Supplied material —

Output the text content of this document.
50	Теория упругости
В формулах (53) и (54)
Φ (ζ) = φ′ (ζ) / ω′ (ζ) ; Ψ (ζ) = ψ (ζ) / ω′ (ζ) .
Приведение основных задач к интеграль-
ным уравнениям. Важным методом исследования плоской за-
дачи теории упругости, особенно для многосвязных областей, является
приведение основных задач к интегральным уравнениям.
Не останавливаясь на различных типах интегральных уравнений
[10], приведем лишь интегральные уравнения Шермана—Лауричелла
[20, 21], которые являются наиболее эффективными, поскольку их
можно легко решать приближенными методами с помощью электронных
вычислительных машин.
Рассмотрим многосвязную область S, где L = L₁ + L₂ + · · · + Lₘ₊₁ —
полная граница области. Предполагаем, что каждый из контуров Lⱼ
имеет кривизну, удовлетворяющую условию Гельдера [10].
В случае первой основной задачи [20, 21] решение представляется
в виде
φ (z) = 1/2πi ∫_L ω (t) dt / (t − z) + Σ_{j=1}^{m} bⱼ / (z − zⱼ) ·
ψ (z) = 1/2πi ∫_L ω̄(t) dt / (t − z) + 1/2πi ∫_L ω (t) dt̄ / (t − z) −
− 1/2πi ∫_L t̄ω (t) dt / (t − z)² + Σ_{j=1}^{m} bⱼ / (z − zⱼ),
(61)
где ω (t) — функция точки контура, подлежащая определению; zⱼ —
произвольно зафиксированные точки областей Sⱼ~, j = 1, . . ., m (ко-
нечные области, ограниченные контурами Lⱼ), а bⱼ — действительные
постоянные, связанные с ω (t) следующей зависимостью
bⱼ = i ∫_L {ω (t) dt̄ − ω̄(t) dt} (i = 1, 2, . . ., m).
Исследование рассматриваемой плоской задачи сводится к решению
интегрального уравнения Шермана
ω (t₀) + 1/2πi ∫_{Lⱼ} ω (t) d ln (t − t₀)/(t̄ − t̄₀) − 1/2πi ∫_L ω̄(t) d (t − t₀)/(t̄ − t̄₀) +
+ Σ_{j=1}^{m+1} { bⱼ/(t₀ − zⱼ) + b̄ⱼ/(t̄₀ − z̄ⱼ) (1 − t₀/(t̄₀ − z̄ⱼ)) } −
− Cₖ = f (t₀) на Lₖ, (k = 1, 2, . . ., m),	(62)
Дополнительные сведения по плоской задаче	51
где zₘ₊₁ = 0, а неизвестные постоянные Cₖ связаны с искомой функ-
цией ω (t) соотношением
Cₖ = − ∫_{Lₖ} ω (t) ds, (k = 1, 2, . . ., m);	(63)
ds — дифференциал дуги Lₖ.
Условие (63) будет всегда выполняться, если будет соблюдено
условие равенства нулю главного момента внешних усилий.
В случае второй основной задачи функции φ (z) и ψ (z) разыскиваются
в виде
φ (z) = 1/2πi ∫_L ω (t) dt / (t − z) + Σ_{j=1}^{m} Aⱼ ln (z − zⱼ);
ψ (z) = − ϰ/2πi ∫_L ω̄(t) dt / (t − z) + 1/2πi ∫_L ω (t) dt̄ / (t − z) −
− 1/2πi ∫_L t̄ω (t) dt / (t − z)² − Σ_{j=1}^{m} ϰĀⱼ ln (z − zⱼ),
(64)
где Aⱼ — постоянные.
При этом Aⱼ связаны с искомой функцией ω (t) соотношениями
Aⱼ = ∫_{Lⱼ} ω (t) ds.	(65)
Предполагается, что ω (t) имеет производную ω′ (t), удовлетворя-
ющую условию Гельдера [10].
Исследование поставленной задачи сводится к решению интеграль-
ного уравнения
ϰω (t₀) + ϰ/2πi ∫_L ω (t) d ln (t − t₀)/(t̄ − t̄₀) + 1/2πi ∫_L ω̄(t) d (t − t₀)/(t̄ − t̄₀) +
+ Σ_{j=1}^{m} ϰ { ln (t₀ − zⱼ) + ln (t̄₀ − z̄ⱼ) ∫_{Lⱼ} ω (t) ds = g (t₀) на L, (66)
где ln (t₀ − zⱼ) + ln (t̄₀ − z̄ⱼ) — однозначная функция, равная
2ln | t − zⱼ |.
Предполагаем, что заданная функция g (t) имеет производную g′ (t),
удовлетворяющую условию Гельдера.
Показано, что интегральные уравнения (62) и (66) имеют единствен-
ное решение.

Given exercise —
Set down the entries above again, word for word.

The reply —
Output the text content of this document.
50	Теория упругости
В формулах (53) и (54)
Φ (ζ) = φ′ (ζ) / ω′ (ζ) ; Ψ (ζ) = ψ (ζ) / ω′ (ζ) .
Приведение основных задач к интеграль-
ным уравнениям. Важным методом исследования плоской за-
дачи теории упругости, особенно для многосвязных областей, является
приведение основных задач к интегральным уравнениям.
Не останавливаясь на различных типах интегральных уравнений
[10], приведем лишь интегральные уравнения Шермана—Лауричелла
[20, 21], которые являются наиболее эффективными, поскольку их
можно легко решать приближенными методами с помощью электронных
вычислительных машин.
Рассмотрим многосвязную область S, где L = L₁ + L₂ + · · · + Lₘ₊₁ —
полная граница области. Предполагаем, что каждый из контуров Lⱼ
имеет кривизну, удовлетворяющую условию Гельдера [10].
В случае первой основной задачи [20, 21] решение представляется
в виде
φ (z) = 1/2πi ∫_L ω (t) dt / (t − z) + Σ_{j=1}^{m} bⱼ / (z − zⱼ) ·
ψ (z) = 1/2πi ∫_L ω̄(t) dt / (t − z) + 1/2πi ∫_L ω (t) dt̄ / (t − z) −
− 1/2πi ∫_L t̄ω (t) dt / (t − z)² + Σ_{j=1}^{m} bⱼ / (z − zⱼ),
(61)
где ω (t) — функция точки контура, подлежащая определению; zⱼ —
произвольно зафиксированные точки областей Sⱼ~, j = 1, . . ., m (ко-
нечные области, ограниченные контурами Lⱼ), а bⱼ — действительные
постоянные, связанные с ω (t) следующей зависимостью
bⱼ = i ∫_L {ω (t) dt̄ − ω̄(t) dt} (i = 1, 2, . . ., m).
Исследование рассматриваемой плоской задачи сводится к решению
интегрального уравнения Шермана
ω (t₀) + 1/2πi ∫_{Lⱼ} ω (t) d ln (t − t₀)/(t̄ − t̄₀) − 1/2πi ∫_L ω̄(t) d (t − t₀)/(t̄ − t̄₀) +
+ Σ_{j=1}^{m+1} { bⱼ/(t₀ − zⱼ) + b̄ⱼ/(t̄₀ − z̄ⱼ) (1 − t₀/(t̄₀ − z̄ⱼ)) } −
− Cₖ = f (t₀) на Lₖ, (k = 1, 2, . . ., m),	(62)
Дополнительные сведения по плоской задаче	51
где zₘ₊₁ = 0, а неизвестные постоянные Cₖ связаны с искомой функ-
цией ω (t) соотношением
Cₖ = − ∫_{Lₖ} ω (t) ds, (k = 1, 2, . . ., m);	(63)
ds — дифференциал дуги Lₖ.
Условие (63) будет всегда выполняться, если будет соблюдено
условие равенства нулю главного момента внешних усилий.
В случае второй основной задачи функции φ (z) и ψ (z) разыскиваются
в виде
φ (z) = 1/2πi ∫_L ω (t) dt / (t − z) + Σ_{j=1}^{m} Aⱼ ln (z − zⱼ);
ψ (z) = − ϰ/2πi ∫_L ω̄(t) dt / (t − z) + 1/2πi ∫_L ω (t) dt̄ / (t − z) −
− 1/2πi ∫_L t̄ω (t) dt / (t − z)² − Σ_{j=1}^{m} ϰĀⱼ ln (z − zⱼ),
(64)
где Aⱼ — постоянные.
При этом Aⱼ связаны с искомой функцией ω (t) соотношениями
Aⱼ = ∫_{Lⱼ} ω (t) ds.	(65)
Предполагается, что ω (t) имеет производную ω′ (t), удовлетворя-
ющую условию Гельдера [10].
Исследование поставленной задачи сводится к решению интеграль-
ного уравнения
ϰω (t₀) + ϰ/2πi ∫_L ω (t) d ln (t − t₀)/(t̄ − t̄₀) + 1/2πi ∫_L ω̄(t) d (t − t₀)/(t̄ − t̄₀) +
+ Σ_{j=1}^{m} ϰ { ln (t₀ − zⱼ) + ln (t̄₀ − z̄ⱼ) ∫_{Lⱼ} ω (t) ds = g (t₀) на L, (66)
где ln (t₀ − zⱼ) + ln (t̄₀ − z̄ⱼ) — однозначная функция, равная
2ln | t − zⱼ |.
Предполагаем, что заданная функция g (t) имеет производную g′ (t),
удовлетворяющую условию Гельдера.
Показано, что интегральные уравнения (62) и (66) имеют единствен-
ное решение.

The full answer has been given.